● Given task:
Check every line below for the string "MobiTech", and copy the lines that contain it.

● Excerpted data:
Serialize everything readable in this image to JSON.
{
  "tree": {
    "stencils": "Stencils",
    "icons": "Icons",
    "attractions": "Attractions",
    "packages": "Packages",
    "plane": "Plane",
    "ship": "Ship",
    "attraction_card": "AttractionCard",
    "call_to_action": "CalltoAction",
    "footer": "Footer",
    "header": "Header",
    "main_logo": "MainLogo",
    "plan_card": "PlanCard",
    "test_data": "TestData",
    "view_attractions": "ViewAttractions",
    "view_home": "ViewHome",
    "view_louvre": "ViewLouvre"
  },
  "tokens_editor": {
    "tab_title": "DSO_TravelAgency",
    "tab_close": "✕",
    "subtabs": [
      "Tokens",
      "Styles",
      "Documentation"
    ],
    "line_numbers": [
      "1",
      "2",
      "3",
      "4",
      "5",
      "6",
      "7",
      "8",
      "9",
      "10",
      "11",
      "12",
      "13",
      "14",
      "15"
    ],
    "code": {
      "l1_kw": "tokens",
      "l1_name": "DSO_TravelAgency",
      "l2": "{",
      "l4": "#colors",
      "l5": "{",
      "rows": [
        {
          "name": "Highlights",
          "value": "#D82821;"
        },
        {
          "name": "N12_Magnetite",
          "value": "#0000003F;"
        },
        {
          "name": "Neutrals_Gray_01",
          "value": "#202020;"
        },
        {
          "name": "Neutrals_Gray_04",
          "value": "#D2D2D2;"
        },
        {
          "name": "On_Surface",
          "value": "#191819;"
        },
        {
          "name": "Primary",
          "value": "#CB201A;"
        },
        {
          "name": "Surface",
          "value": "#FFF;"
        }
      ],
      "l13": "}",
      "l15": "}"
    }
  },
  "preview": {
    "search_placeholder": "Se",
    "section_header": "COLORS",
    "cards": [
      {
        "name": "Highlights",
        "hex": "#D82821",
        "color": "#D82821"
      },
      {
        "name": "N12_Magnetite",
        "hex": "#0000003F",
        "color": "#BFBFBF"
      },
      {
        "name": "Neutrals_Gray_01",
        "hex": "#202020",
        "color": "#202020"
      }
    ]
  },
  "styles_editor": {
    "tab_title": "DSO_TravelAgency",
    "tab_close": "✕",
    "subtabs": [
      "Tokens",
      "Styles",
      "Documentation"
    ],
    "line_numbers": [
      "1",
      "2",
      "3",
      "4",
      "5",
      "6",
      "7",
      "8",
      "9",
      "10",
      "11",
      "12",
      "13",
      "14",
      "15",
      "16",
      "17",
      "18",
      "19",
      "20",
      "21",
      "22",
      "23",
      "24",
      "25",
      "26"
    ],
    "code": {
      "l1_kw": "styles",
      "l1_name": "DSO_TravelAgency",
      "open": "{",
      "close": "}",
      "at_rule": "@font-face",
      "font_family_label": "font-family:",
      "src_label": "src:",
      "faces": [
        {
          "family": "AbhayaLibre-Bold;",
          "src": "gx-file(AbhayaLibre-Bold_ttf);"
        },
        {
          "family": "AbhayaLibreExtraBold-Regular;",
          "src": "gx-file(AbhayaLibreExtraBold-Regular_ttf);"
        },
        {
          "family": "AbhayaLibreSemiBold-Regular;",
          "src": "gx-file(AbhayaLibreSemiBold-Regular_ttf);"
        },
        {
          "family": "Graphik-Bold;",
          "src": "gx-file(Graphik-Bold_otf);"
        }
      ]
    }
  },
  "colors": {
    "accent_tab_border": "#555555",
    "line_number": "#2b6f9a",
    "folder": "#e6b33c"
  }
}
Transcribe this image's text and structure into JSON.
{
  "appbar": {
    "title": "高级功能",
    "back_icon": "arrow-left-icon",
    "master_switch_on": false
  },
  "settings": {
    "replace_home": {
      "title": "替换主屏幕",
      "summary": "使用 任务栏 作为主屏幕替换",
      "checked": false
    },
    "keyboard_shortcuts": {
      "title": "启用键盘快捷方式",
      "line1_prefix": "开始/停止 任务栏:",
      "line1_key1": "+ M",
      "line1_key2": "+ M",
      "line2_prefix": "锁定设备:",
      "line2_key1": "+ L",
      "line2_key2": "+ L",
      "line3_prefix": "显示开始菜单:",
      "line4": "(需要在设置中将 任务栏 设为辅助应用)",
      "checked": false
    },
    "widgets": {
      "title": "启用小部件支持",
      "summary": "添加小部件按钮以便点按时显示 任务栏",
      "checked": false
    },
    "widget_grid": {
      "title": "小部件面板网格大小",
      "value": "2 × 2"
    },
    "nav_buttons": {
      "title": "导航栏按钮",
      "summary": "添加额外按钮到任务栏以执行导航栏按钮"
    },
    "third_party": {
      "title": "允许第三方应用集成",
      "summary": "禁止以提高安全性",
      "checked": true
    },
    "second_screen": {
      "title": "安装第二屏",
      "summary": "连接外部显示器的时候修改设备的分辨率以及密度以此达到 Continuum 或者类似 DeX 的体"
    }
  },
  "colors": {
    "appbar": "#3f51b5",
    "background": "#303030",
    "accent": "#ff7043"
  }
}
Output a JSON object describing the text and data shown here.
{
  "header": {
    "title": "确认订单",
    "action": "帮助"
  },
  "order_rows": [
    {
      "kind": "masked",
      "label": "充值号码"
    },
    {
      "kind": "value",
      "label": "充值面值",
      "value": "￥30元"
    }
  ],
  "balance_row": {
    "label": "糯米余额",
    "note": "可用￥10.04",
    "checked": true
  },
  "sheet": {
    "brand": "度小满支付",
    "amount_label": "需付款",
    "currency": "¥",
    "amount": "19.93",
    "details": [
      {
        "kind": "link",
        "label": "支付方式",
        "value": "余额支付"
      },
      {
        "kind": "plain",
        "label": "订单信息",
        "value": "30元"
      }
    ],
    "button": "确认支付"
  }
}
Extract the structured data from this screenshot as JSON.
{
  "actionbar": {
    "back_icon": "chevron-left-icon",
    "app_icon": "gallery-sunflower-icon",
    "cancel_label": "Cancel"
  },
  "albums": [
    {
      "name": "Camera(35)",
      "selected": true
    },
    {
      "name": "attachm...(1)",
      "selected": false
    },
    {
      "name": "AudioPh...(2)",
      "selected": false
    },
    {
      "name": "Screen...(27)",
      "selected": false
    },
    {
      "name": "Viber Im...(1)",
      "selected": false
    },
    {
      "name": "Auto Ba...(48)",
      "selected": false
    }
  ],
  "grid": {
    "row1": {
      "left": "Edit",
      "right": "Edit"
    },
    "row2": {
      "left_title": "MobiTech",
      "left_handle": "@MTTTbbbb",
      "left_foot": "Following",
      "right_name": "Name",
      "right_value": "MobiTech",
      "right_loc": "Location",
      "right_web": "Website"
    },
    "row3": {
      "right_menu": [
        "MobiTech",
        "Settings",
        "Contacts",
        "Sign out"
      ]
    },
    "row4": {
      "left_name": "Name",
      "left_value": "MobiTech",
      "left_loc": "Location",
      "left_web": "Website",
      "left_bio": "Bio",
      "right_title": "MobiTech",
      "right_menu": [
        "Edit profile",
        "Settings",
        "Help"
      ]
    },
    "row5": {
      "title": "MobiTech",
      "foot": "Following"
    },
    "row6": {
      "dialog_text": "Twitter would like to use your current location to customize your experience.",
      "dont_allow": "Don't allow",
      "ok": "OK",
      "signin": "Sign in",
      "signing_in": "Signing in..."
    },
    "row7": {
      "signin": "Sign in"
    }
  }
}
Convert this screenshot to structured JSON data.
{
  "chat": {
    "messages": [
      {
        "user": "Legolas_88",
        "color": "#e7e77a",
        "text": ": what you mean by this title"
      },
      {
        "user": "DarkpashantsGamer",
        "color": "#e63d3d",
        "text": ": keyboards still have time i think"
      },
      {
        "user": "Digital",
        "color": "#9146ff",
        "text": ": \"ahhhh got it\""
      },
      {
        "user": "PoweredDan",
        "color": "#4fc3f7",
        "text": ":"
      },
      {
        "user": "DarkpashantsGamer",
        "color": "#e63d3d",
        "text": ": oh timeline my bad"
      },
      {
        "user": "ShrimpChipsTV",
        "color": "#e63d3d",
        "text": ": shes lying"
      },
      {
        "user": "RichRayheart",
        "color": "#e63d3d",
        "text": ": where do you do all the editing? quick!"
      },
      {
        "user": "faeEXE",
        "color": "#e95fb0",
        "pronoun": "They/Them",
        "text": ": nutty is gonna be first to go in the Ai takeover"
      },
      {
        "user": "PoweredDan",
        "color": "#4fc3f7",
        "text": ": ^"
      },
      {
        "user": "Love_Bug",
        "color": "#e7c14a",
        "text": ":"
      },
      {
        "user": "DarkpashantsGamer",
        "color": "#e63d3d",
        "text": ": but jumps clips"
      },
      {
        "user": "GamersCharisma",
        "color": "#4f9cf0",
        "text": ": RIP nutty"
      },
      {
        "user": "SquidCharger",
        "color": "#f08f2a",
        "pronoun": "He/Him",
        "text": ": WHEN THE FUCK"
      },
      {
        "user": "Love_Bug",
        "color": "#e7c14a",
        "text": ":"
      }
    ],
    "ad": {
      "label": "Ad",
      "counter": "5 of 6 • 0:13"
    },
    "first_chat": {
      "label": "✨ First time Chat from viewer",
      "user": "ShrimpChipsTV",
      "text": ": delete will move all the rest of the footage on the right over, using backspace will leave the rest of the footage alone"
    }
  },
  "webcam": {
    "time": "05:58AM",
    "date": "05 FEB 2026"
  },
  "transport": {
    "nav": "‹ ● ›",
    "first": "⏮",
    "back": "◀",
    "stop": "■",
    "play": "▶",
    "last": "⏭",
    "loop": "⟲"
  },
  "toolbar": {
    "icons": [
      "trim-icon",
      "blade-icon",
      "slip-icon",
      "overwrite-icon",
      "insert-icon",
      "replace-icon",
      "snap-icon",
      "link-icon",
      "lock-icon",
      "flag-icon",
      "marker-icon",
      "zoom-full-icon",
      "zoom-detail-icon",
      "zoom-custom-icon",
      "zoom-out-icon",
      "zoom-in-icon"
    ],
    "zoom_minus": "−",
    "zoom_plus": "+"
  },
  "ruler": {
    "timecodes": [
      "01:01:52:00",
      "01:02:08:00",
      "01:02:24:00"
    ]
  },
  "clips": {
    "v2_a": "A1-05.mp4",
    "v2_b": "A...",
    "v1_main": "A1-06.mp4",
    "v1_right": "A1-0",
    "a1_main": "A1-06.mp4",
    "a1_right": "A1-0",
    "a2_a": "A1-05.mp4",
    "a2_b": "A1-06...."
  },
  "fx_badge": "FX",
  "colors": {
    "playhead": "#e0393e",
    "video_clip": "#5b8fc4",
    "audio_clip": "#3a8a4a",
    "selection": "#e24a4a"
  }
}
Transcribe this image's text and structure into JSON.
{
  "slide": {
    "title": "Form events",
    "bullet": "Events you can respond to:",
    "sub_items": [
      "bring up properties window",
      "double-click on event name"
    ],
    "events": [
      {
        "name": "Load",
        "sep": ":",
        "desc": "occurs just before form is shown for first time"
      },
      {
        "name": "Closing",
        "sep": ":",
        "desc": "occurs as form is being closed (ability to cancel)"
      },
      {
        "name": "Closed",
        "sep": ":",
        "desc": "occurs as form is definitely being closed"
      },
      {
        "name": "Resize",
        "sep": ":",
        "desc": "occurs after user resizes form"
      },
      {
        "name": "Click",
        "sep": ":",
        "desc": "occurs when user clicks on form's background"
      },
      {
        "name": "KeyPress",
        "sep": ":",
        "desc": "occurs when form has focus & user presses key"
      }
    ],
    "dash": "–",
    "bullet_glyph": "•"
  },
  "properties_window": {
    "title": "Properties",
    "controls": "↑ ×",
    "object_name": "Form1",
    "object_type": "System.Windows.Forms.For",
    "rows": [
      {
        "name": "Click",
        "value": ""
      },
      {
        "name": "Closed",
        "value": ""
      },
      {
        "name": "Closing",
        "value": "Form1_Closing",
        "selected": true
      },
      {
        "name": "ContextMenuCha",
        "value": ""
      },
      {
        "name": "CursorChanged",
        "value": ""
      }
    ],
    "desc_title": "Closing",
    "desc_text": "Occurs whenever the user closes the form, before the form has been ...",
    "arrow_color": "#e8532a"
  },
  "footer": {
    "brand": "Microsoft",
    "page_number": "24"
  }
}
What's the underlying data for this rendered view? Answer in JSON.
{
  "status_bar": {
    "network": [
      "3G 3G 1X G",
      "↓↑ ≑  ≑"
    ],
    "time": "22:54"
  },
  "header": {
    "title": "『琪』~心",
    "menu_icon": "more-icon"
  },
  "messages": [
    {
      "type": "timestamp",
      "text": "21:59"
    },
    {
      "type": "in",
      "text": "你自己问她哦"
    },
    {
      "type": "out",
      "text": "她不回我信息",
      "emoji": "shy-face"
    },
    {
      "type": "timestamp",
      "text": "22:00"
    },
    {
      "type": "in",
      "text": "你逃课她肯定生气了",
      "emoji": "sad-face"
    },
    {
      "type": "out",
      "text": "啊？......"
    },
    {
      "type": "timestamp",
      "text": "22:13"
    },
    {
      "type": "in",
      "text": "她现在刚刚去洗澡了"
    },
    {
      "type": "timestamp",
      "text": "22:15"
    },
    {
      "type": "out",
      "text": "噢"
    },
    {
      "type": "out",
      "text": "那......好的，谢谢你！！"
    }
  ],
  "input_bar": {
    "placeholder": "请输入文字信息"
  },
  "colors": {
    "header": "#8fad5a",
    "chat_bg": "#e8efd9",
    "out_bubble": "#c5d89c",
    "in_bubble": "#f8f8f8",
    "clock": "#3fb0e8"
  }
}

● Expected answer:
      "left_title": "MobiTech",
      "right_value": "MobiTech",
        "MobiTech",
      "left_value": "MobiTech",
      "right_title": "MobiTech",
      "title": "MobiTech",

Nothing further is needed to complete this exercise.